═══ MATERIALS PROVIDED
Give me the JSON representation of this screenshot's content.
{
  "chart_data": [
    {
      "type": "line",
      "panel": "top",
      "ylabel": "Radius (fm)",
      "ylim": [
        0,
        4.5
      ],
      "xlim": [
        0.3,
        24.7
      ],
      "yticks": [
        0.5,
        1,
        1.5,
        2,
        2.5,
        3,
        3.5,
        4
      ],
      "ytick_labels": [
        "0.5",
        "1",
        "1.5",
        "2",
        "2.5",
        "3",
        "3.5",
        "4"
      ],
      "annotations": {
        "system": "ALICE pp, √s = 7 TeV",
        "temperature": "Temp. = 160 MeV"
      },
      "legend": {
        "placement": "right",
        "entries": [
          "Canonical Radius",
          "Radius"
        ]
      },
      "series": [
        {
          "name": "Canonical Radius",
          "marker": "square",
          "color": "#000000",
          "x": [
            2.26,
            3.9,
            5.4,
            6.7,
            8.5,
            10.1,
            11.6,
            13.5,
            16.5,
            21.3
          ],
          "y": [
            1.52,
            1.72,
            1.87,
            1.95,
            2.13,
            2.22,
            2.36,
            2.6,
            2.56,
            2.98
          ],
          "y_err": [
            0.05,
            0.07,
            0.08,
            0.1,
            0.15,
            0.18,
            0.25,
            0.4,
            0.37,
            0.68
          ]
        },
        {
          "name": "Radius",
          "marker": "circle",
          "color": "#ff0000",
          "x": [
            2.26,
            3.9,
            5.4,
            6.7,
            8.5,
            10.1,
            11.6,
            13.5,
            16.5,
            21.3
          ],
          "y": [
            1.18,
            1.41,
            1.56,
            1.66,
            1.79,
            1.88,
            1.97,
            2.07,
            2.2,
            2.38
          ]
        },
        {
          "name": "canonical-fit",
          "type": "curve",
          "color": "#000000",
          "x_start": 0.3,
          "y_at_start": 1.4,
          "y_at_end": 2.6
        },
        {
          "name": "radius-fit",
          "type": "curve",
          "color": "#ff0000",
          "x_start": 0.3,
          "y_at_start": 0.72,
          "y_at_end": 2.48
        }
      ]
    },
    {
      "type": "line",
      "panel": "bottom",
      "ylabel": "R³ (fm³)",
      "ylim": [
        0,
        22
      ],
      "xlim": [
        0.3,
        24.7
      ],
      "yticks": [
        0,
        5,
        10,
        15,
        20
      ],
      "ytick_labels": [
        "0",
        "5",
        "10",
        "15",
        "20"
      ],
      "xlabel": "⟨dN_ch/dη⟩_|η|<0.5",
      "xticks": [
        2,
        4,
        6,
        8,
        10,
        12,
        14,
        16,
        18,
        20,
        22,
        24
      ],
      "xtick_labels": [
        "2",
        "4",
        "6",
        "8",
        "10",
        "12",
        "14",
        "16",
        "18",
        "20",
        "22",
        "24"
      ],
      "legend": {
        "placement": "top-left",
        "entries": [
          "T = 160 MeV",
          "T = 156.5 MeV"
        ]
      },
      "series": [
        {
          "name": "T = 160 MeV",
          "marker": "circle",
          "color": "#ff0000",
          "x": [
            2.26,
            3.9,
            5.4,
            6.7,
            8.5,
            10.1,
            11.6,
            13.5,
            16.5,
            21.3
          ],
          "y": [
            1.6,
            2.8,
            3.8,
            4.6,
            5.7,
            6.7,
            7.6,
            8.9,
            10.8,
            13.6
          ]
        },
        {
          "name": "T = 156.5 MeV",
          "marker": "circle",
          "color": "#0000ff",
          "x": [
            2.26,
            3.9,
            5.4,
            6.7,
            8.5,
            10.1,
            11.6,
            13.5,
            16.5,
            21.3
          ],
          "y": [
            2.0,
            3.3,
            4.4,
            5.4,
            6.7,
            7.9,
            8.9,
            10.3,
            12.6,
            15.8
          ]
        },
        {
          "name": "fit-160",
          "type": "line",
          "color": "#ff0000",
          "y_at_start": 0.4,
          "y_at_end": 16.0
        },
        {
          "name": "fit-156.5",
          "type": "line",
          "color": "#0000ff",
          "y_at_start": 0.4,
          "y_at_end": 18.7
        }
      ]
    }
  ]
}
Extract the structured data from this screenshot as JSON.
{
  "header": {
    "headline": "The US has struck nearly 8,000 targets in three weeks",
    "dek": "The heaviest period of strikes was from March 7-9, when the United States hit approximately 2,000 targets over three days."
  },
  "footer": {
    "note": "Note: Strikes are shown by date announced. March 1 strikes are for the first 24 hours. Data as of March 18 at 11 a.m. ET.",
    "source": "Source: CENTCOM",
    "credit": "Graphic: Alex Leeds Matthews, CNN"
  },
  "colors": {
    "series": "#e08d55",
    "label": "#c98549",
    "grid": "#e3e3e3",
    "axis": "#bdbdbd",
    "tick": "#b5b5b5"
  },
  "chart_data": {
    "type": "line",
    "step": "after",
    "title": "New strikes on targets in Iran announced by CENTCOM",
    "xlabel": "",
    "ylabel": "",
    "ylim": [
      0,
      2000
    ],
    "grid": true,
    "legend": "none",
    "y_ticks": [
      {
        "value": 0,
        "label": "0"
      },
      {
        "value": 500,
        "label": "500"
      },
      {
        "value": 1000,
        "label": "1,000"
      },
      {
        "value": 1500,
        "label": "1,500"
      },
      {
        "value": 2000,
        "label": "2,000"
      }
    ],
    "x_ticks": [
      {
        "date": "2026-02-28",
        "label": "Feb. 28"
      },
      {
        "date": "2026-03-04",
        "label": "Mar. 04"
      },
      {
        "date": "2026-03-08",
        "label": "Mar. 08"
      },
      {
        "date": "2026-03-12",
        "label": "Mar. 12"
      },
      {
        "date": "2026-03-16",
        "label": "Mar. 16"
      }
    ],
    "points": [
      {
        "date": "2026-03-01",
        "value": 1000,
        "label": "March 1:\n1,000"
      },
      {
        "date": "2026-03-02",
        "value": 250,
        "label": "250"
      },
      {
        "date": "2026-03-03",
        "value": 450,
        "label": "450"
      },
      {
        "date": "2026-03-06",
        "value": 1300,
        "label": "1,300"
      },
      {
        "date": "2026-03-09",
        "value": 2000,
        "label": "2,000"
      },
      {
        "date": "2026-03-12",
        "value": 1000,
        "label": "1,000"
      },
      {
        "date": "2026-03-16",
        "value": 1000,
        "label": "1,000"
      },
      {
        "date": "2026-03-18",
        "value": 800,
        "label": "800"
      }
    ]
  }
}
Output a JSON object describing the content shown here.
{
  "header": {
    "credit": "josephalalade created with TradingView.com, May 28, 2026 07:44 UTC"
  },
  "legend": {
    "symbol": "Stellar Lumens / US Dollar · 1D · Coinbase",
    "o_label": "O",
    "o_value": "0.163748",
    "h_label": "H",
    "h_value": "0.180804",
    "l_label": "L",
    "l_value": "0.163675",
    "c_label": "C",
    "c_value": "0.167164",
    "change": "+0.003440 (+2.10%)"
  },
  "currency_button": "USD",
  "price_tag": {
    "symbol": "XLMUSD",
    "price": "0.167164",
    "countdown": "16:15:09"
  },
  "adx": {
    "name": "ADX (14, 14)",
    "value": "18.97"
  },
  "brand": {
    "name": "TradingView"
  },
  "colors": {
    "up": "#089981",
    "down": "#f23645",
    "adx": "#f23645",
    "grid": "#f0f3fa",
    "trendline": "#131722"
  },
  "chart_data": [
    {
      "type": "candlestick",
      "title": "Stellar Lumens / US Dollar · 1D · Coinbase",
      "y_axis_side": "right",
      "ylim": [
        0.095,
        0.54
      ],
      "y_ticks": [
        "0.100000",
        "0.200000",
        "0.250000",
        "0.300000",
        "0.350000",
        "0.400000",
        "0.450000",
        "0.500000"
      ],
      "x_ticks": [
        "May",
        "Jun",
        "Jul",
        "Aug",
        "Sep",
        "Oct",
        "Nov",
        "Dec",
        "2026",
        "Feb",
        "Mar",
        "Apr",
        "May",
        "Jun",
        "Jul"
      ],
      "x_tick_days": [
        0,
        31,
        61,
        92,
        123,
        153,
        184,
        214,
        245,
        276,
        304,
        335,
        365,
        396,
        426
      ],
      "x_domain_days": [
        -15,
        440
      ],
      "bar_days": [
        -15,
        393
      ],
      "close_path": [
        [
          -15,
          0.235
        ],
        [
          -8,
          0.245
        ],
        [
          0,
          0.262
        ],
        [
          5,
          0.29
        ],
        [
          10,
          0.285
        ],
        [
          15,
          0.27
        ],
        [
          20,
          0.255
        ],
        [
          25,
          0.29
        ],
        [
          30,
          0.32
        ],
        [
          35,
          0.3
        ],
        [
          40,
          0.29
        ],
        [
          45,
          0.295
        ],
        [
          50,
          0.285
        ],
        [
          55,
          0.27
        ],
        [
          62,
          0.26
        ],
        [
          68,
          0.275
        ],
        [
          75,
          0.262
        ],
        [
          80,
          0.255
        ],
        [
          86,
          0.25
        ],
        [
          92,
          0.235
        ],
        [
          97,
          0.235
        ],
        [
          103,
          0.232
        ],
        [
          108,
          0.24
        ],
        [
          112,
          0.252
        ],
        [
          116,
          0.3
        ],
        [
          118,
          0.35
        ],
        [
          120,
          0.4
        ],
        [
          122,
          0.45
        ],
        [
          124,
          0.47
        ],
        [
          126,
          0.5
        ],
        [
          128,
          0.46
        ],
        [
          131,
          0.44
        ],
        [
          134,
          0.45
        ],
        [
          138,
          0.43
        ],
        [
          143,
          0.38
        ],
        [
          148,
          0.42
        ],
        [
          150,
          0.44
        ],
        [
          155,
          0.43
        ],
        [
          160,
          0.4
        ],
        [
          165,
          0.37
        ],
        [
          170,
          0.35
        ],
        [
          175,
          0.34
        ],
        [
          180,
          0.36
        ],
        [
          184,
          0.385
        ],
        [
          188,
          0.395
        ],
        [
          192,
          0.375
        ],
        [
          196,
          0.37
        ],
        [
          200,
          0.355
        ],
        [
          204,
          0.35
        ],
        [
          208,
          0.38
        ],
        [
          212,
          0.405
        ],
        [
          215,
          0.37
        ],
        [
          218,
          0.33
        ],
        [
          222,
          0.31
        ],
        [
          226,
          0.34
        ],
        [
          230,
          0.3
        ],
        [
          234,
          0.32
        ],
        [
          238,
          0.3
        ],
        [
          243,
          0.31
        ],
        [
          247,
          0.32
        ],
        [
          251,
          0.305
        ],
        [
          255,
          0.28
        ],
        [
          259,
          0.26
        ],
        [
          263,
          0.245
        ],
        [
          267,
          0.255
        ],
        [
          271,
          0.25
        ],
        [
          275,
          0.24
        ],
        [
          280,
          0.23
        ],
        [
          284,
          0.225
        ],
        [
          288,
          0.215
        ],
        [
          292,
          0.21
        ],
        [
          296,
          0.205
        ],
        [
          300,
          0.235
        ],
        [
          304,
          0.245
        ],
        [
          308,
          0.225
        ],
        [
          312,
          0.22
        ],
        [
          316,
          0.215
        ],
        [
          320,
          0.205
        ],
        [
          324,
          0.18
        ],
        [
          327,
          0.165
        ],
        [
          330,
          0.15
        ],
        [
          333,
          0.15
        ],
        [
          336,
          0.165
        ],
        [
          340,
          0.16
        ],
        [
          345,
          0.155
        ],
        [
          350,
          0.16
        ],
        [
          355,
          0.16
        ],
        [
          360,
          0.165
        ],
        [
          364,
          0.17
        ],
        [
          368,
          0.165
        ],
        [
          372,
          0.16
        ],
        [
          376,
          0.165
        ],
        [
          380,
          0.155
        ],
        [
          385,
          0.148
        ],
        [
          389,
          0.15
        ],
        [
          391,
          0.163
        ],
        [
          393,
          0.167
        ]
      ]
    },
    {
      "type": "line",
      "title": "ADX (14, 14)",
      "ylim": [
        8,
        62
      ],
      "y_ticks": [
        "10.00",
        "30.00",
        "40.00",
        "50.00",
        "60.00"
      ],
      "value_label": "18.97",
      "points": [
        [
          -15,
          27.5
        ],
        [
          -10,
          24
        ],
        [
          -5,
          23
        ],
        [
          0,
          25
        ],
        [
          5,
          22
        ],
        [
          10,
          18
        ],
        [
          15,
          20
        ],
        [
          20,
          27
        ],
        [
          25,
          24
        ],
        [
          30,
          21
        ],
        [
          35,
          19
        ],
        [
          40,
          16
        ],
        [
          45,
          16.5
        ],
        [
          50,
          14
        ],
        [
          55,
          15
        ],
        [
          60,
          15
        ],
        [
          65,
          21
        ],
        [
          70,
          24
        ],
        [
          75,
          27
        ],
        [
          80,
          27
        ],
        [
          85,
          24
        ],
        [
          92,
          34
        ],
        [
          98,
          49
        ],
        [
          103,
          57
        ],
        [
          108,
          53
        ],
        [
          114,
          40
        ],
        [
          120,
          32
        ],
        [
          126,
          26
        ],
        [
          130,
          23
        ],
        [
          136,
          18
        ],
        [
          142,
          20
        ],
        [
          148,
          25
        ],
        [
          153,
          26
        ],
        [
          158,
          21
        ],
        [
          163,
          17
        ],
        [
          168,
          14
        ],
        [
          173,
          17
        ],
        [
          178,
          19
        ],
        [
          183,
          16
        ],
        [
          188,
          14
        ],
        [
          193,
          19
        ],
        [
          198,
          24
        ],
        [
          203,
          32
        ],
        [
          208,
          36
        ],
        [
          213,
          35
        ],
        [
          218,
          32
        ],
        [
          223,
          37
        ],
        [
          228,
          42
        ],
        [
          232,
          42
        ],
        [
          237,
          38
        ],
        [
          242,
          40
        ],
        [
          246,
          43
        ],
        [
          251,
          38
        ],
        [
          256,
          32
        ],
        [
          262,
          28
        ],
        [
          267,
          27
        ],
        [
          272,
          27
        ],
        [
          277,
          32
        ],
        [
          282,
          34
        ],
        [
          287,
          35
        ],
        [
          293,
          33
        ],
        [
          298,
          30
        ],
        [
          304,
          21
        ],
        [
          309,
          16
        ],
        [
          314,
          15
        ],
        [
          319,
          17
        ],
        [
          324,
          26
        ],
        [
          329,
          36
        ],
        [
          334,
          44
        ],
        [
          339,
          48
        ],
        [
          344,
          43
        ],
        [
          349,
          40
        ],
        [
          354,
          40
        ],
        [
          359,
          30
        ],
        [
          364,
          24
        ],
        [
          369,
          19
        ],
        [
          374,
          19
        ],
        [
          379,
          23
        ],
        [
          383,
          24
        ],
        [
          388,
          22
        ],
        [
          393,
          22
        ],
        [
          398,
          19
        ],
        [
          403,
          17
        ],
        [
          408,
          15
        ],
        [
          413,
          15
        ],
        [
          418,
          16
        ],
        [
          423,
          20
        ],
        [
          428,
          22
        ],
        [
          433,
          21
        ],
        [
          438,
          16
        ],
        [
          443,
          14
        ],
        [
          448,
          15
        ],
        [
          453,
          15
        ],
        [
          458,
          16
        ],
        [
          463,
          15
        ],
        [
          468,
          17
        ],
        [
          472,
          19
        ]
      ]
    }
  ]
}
══════
- **PROBLEM**: What is the number of lines in the records above that include the word "this"? Reply with that number and nothing more.

- **TASK ANSWER**: 2